*EXERCISE AIM*
Please find all lines in the data that hold the string "this" and copy them.

*RAW DATA*
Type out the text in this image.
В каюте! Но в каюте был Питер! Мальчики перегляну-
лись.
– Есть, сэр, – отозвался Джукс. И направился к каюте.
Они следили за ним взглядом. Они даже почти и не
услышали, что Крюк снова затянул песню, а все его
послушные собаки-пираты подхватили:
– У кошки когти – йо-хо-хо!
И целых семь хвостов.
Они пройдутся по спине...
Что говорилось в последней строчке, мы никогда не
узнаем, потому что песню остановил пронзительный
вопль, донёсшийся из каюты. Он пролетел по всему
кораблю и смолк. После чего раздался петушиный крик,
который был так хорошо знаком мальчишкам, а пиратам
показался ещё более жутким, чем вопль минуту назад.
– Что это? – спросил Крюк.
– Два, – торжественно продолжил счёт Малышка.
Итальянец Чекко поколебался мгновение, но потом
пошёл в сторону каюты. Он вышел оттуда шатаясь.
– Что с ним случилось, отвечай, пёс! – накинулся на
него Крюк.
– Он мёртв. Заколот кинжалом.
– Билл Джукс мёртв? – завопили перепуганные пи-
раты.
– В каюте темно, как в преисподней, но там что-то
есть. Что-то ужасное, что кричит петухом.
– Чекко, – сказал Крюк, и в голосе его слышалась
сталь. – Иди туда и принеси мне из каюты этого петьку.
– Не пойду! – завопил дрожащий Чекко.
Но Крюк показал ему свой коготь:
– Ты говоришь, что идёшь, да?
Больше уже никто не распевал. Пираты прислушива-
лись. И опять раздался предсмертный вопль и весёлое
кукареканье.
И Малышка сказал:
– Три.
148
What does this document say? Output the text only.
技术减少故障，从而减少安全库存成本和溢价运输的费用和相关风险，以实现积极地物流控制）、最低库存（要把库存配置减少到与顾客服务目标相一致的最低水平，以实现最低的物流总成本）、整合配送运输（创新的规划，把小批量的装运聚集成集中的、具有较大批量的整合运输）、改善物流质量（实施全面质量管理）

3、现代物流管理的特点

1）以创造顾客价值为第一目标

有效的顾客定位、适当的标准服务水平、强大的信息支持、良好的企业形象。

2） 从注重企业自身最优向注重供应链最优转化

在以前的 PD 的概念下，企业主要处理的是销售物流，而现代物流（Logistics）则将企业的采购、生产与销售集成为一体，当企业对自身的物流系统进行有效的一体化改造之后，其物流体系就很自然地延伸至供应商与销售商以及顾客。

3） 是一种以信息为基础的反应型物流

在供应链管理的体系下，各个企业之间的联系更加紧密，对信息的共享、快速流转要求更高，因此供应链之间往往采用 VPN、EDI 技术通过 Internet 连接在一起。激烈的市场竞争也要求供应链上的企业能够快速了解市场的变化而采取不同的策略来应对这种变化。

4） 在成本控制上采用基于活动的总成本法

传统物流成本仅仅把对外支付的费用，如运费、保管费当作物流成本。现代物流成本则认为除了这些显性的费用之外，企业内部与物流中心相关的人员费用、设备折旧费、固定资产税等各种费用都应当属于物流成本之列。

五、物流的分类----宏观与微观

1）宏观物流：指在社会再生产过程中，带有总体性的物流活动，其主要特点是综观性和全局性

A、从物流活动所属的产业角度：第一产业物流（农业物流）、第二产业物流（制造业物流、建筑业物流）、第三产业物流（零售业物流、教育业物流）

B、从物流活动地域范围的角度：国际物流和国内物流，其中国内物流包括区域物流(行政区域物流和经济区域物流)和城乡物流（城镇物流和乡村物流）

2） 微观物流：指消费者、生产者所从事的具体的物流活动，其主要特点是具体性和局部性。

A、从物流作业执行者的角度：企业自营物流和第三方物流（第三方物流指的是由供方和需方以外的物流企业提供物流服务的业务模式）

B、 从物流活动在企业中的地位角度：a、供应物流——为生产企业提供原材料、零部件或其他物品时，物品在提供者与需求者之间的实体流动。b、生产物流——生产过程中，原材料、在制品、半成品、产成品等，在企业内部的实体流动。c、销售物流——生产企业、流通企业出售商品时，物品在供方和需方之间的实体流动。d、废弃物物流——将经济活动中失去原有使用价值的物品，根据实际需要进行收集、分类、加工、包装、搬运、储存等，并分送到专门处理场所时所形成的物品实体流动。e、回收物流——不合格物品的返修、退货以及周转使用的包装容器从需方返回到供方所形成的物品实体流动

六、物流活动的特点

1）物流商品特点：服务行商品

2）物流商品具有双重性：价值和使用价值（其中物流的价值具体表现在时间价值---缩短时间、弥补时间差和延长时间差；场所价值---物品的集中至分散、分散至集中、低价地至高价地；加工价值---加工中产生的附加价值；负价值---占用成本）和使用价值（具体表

*CORRECT RESPONSE*
Type out the text in this image.
What does this document say? Output the text only.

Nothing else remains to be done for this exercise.